[Stored data]
○ ○ ○ ○ ○

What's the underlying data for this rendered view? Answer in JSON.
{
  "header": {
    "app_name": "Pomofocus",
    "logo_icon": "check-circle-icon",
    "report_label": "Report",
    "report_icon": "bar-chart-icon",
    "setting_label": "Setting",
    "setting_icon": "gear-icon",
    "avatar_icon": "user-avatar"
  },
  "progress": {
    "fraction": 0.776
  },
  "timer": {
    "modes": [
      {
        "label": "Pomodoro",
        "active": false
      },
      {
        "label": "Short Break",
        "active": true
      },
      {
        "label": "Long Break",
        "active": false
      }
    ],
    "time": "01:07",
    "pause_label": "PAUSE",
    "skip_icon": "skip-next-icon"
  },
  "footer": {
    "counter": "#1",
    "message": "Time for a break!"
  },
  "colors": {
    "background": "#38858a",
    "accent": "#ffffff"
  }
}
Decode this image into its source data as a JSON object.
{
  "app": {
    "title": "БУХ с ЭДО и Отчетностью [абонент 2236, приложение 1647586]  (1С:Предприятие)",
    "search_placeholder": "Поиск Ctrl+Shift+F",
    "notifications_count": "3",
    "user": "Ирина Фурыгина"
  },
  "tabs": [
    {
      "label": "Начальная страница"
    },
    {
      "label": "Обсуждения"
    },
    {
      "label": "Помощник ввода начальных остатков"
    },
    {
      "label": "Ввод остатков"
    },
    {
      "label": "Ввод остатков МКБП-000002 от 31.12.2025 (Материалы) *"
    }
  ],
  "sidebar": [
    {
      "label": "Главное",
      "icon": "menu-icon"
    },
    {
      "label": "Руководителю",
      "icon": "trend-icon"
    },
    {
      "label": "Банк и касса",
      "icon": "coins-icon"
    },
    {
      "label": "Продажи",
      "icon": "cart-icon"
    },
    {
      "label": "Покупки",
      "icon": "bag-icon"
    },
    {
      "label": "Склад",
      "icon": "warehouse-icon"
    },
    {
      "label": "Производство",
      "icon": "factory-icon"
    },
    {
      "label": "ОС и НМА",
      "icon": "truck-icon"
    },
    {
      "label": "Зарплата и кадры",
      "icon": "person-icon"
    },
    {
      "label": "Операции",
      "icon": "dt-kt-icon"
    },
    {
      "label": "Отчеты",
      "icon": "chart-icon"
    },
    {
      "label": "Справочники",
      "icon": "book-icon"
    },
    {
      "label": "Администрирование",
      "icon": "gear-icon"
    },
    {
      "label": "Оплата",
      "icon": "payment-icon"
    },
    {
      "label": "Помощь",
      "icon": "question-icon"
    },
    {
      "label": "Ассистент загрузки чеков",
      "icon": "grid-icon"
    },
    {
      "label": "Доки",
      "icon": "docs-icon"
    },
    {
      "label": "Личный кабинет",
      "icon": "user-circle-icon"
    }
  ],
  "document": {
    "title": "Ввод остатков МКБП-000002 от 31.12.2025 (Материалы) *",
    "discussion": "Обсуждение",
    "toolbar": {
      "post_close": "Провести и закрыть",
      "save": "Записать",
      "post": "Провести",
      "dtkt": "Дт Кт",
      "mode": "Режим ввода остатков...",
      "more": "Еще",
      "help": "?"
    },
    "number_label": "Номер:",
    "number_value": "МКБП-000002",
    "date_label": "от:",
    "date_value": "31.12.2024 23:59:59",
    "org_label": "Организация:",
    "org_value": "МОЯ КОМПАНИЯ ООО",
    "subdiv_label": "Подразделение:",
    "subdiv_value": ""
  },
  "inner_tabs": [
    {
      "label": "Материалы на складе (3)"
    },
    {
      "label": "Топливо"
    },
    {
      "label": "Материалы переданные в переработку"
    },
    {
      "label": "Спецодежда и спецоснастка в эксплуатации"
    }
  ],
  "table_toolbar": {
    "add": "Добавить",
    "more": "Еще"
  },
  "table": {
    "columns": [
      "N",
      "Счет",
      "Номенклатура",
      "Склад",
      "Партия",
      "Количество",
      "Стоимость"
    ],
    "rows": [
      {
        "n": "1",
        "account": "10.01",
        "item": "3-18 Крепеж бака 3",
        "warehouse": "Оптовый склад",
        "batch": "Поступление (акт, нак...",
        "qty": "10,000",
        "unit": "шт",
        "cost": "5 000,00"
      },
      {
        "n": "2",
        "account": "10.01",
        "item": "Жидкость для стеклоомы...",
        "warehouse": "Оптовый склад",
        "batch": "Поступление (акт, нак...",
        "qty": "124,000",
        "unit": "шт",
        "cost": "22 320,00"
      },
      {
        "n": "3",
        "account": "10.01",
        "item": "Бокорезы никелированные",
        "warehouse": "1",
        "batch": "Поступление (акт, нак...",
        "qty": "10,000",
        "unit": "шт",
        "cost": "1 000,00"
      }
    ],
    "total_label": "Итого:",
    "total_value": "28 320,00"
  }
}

○ ○ ○ ○ ○

→ **Written request**: Faithfully transcribe the whole of the data.

→ **Finished answer**:
What's the underlying data for this rendered view? Answer in JSON.
{
  "header": {
    "app_name": "Pomofocus",
    "logo_icon": "check-circle-icon",
    "report_label": "Report",
    "report_icon": "bar-chart-icon",
    "setting_label": "Setting",
    "setting_icon": "gear-icon",
    "avatar_icon": "user-avatar"
  },
  "progress": {
    "fraction": 0.776
  },
  "timer": {
    "modes": [
      {
        "label": "Pomodoro",
        "active": false
      },
      {
        "label": "Short Break",
        "active": true
      },
      {
        "label": "Long Break",
        "active": false
      }
    ],
    "time": "01:07",
    "pause_label": "PAUSE",
    "skip_icon": "skip-next-icon"
  },
  "footer": {
    "counter": "#1",
    "message": "Time for a break!"
  },
  "colors": {
    "background": "#38858a",
    "accent": "#ffffff"
  }
}
Decode this image into its source data as a JSON object.
{
  "app": {
    "title": "БУХ с ЭДО и Отчетностью [абонент 2236, приложение 1647586]  (1С:Предприятие)",
    "search_placeholder": "Поиск Ctrl+Shift+F",
    "notifications_count": "3",
    "user": "Ирина Фурыгина"
  },
  "tabs": [
    {
      "label": "Начальная страница"
    },
    {
      "label": "Обсуждения"
    },
    {
      "label": "Помощник ввода начальных остатков"
    },
    {
      "label": "Ввод остатков"
    },
    {
      "label": "Ввод остатков МКБП-000002 от 31.12.2025 (Материалы) *"
    }
  ],
  "sidebar": [
    {
      "label": "Главное",
      "icon": "menu-icon"
    },
    {
      "label": "Руководителю",
      "icon": "trend-icon"
    },
    {
      "label": "Банк и касса",
      "icon": "coins-icon"
    },
    {
      "label": "Продажи",
      "icon": "cart-icon"
    },
    {
      "label": "Покупки",
      "icon": "bag-icon"
    },
    {
      "label": "Склад",
      "icon": "warehouse-icon"
    },
    {
      "label": "Производство",
      "icon": "factory-icon"
    },
    {
      "label": "ОС и НМА",
      "icon": "truck-icon"
    },
    {
      "label": "Зарплата и кадры",
      "icon": "person-icon"
    },
    {
      "label": "Операции",
      "icon": "dt-kt-icon"
    },
    {
      "label": "Отчеты",
      "icon": "chart-icon"
    },
    {
      "label": "Справочники",
      "icon": "book-icon"
    },
    {
      "label": "Администрирование",
      "icon": "gear-icon"
    },
    {
      "label": "Оплата",
      "icon": "payment-icon"
    },
    {
      "label": "Помощь",
      "icon": "question-icon"
    },
    {
      "label": "Ассистент загрузки чеков",
      "icon": "grid-icon"
    },
    {
      "label": "Доки",
      "icon": "docs-icon"
    },
    {
      "label": "Личный кабинет",
      "icon": "user-circle-icon"
    }
  ],
  "document": {
    "title": "Ввод остатков МКБП-000002 от 31.12.2025 (Материалы) *",
    "discussion": "Обсуждение",
    "toolbar": {
      "post_close": "Провести и закрыть",
      "save": "Записать",
      "post": "Провести",
      "dtkt": "Дт Кт",
      "mode": "Режим ввода остатков...",
      "more": "Еще",
      "help": "?"
    },
    "number_label": "Номер:",
    "number_value": "МКБП-000002",
    "date_label": "от:",
    "date_value": "31.12.2024 23:59:59",
    "org_label": "Организация:",
    "org_value": "МОЯ КОМПАНИЯ ООО",
    "subdiv_label": "Подразделение:",
    "subdiv_value": ""
  },
  "inner_tabs": [
    {
      "label": "Материалы на складе (3)"
    },
    {
      "label": "Топливо"
    },
    {
      "label": "Материалы переданные в переработку"
    },
    {
      "label": "Спецодежда и спецоснастка в эксплуатации"
    }
  ],
  "table_toolbar": {
    "add": "Добавить",
    "more": "Еще"
  },
  "table": {
    "columns": [
      "N",
      "Счет",
      "Номенклатура",
      "Склад",
      "Партия",
      "Количество",
      "Стоимость"
    ],
    "rows": [
      {
        "n": "1",
        "account": "10.01",
        "item": "3-18 Крепеж бака 3",
        "warehouse": "Оптовый склад",
        "batch": "Поступление (акт, нак...",
        "qty": "10,000",
        "unit": "шт",
        "cost": "5 000,00"
      },
      {
        "n": "2",
        "account": "10.01",
        "item": "Жидкость для стеклоомы...",
        "warehouse": "Оптовый склад",
        "batch": "Поступление (акт, нак...",
        "qty": "124,000",
        "unit": "шт",
        "cost": "22 320,00"
      },
      {
        "n": "3",
        "account": "10.01",
        "item": "Бокорезы никелированные",
        "warehouse": "1",
        "batch": "Поступление (акт, нак...",
        "qty": "10,000",
        "unit": "шт",
        "cost": "1 000,00"
      }
    ],
    "total_label": "Итого:",
    "total_value": "28 320,00"
  }
}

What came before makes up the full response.